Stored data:
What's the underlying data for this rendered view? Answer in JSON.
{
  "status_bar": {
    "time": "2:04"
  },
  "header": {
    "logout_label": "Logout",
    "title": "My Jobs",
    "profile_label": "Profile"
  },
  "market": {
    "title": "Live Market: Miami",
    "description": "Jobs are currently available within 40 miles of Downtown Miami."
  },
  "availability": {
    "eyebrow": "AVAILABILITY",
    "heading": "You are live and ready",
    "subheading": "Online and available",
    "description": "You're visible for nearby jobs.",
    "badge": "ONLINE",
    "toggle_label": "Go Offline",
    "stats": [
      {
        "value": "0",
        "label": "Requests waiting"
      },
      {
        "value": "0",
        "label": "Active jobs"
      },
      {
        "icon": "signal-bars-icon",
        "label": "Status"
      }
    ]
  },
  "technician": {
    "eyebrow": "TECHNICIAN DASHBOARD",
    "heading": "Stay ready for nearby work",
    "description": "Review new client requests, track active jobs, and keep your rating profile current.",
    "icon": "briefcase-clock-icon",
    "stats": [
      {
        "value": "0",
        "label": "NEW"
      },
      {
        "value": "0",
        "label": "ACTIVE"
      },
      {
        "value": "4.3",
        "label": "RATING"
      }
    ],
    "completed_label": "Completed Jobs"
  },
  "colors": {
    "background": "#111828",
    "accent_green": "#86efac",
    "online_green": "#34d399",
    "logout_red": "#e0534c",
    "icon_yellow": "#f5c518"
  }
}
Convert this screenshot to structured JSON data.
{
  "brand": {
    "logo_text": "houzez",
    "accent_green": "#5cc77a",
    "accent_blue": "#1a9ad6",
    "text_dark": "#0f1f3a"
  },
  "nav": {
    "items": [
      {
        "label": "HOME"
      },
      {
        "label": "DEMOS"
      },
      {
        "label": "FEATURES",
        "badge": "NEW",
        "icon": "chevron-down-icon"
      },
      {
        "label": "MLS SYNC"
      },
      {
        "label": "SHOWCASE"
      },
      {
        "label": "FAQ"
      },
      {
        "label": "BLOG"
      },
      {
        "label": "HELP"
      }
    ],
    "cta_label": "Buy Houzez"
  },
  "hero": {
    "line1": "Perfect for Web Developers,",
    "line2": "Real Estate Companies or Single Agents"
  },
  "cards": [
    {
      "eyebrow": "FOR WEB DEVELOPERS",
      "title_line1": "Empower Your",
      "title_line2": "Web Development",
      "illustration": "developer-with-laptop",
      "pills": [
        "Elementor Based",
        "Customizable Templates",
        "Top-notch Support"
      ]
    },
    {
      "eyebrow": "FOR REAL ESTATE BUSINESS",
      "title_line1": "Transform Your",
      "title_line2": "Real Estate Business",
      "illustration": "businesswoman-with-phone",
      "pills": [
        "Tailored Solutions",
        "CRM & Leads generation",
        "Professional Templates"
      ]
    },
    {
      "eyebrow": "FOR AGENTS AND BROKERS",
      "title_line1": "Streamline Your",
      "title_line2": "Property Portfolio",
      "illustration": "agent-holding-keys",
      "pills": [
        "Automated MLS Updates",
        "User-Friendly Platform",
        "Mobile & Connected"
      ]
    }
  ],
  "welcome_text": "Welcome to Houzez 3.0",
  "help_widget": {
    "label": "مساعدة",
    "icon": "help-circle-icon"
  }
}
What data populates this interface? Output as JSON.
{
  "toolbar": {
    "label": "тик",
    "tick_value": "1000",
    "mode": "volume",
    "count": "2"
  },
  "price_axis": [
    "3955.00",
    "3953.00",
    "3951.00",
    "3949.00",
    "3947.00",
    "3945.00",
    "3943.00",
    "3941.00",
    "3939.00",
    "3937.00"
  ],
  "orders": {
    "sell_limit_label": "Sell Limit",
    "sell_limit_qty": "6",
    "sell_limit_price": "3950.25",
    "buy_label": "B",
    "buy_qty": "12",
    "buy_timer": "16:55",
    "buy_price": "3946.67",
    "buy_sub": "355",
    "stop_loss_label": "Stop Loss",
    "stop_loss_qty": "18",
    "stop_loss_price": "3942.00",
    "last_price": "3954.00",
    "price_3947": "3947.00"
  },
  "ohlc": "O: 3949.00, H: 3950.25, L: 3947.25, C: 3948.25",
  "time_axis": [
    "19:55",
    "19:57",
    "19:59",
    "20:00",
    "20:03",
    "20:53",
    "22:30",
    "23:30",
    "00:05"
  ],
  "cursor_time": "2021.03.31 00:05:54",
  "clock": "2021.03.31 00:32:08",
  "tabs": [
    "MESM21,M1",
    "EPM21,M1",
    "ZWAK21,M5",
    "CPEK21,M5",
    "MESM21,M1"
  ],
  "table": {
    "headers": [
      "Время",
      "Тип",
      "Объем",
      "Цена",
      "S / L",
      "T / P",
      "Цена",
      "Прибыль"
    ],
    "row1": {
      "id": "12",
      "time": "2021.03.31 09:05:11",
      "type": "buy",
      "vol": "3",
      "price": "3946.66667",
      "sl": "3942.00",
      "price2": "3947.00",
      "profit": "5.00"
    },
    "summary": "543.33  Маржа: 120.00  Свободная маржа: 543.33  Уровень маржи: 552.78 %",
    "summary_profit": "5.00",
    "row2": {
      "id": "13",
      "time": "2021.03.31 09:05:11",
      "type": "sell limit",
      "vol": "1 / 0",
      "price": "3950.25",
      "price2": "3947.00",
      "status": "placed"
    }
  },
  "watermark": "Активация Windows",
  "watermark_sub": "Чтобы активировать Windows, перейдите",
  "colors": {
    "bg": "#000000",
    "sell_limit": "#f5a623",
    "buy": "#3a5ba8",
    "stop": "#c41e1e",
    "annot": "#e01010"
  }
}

## REQUIREMENTS
Return all of the data precisely as it appears.

## THE SOLUTION
What's the underlying data for this rendered view? Answer in JSON.
{
  "status_bar": {
    "time": "2:04"
  },
  "header": {
    "logout_label": "Logout",
    "title": "My Jobs",
    "profile_label": "Profile"
  },
  "market": {
    "title": "Live Market: Miami",
    "description": "Jobs are currently available within 40 miles of Downtown Miami."
  },
  "availability": {
    "eyebrow": "AVAILABILITY",
    "heading": "You are live and ready",
    "subheading": "Online and available",
    "description": "You're visible for nearby jobs.",
    "badge": "ONLINE",
    "toggle_label": "Go Offline",
    "stats": [
      {
        "value": "0",
        "label": "Requests waiting"
      },
      {
        "value": "0",
        "label": "Active jobs"
      },
      {
        "icon": "signal-bars-icon",
        "label": "Status"
      }
    ]
  },
  "technician": {
    "eyebrow": "TECHNICIAN DASHBOARD",
    "heading": "Stay ready for nearby work",
    "description": "Review new client requests, track active jobs, and keep your rating profile current.",
    "icon": "briefcase-clock-icon",
    "stats": [
      {
        "value": "0",
        "label": "NEW"
      },
      {
        "value": "0",
        "label": "ACTIVE"
      },
      {
        "value": "4.3",
        "label": "RATING"
      }
    ],
    "completed_label": "Completed Jobs"
  },
  "colors": {
    "background": "#111828",
    "accent_green": "#86efac",
    "online_green": "#34d399",
    "logout_red": "#e0534c",
    "icon_yellow": "#f5c518"
  }
}
Convert this screenshot to structured JSON data.
{
  "brand": {
    "logo_text": "houzez",
    "accent_green": "#5cc77a",
    "accent_blue": "#1a9ad6",
    "text_dark": "#0f1f3a"
  },
  "nav": {
    "items": [
      {
        "label": "HOME"
      },
      {
        "label": "DEMOS"
      },
      {
        "label": "FEATURES",
        "badge": "NEW",
        "icon": "chevron-down-icon"
      },
      {
        "label": "MLS SYNC"
      },
      {
        "label": "SHOWCASE"
      },
      {
        "label": "FAQ"
      },
      {
        "label": "BLOG"
      },
      {
        "label": "HELP"
      }
    ],
    "cta_label": "Buy Houzez"
  },
  "hero": {
    "line1": "Perfect for Web Developers,",
    "line2": "Real Estate Companies or Single Agents"
  },
  "cards": [
    {
      "eyebrow": "FOR WEB DEVELOPERS",
      "title_line1": "Empower Your",
      "title_line2": "Web Development",
      "illustration": "developer-with-laptop",
      "pills": [
        "Elementor Based",
        "Customizable Templates",
        "Top-notch Support"
      ]
    },
    {
      "eyebrow": "FOR REAL ESTATE BUSINESS",
      "title_line1": "Transform Your",
      "title_line2": "Real Estate Business",
      "illustration": "businesswoman-with-phone",
      "pills": [
        "Tailored Solutions",
        "CRM & Leads generation",
        "Professional Templates"
      ]
    },
    {
      "eyebrow": "FOR AGENTS AND BROKERS",
      "title_line1": "Streamline Your",
      "title_line2": "Property Portfolio",
      "illustration": "agent-holding-keys",
      "pills": [
        "Automated MLS Updates",
        "User-Friendly Platform",
        "Mobile & Connected"
      ]
    }
  ],
  "welcome_text": "Welcome to Houzez 3.0",
  "help_widget": {
    "label": "مساعدة",
    "icon": "help-circle-icon"
  }
}
What data populates this interface? Output as JSON.
{
  "toolbar": {
    "label": "тик",
    "tick_value": "1000",
    "mode": "volume",
    "count": "2"
  },
  "price_axis": [
    "3955.00",
    "3953.00",
    "3951.00",
    "3949.00",
    "3947.00",
    "3945.00",
    "3943.00",
    "3941.00",
    "3939.00",
    "3937.00"
  ],
  "orders": {
    "sell_limit_label": "Sell Limit",
    "sell_limit_qty": "6",
    "sell_limit_price": "3950.25",
    "buy_label": "B",
    "buy_qty": "12",
    "buy_timer": "16:55",
    "buy_price": "3946.67",
    "buy_sub": "355",
    "stop_loss_label": "Stop Loss",
    "stop_loss_qty": "18",
    "stop_loss_price": "3942.00",
    "last_price": "3954.00",
    "price_3947": "3947.00"
  },
  "ohlc": "O: 3949.00, H: 3950.25, L: 3947.25, C: 3948.25",
  "time_axis": [
    "19:55",
    "19:57",
    "19:59",
    "20:00",
    "20:03",
    "20:53",
    "22:30",
    "23:30",
    "00:05"
  ],
  "cursor_time": "2021.03.31 00:05:54",
  "clock": "2021.03.31 00:32:08",
  "tabs": [
    "MESM21,M1",
    "EPM21,M1",
    "ZWAK21,M5",
    "CPEK21,M5",
    "MESM21,M1"
  ],
  "table": {
    "headers": [
      "Время",
      "Тип",
      "Объем",
      "Цена",
      "S / L",
      "T / P",
      "Цена",
      "Прибыль"
    ],
    "row1": {
      "id": "12",
      "time": "2021.03.31 09:05:11",
      "type": "buy",
      "vol": "3",
      "price": "3946.66667",
      "sl": "3942.00",
      "price2": "3947.00",
      "profit": "5.00"
    },
    "summary": "543.33  Маржа: 120.00  Свободная маржа: 543.33  Уровень маржи: 552.78 %",
    "summary_profit": "5.00",
    "row2": {
      "id": "13",
      "time": "2021.03.31 09:05:11",
      "type": "sell limit",
      "vol": "1 / 0",
      "price": "3950.25",
      "price2": "3947.00",
      "status": "placed"
    }
  },
  "watermark": "Активация Windows",
  "watermark_sub": "Чтобы активировать Windows, перейдите",
  "colors": {
    "bg": "#000000",
    "sell_limit": "#f5a623",
    "buy": "#3a5ba8",
    "stop": "#c41e1e",
    "annot": "#e01010"
  }
}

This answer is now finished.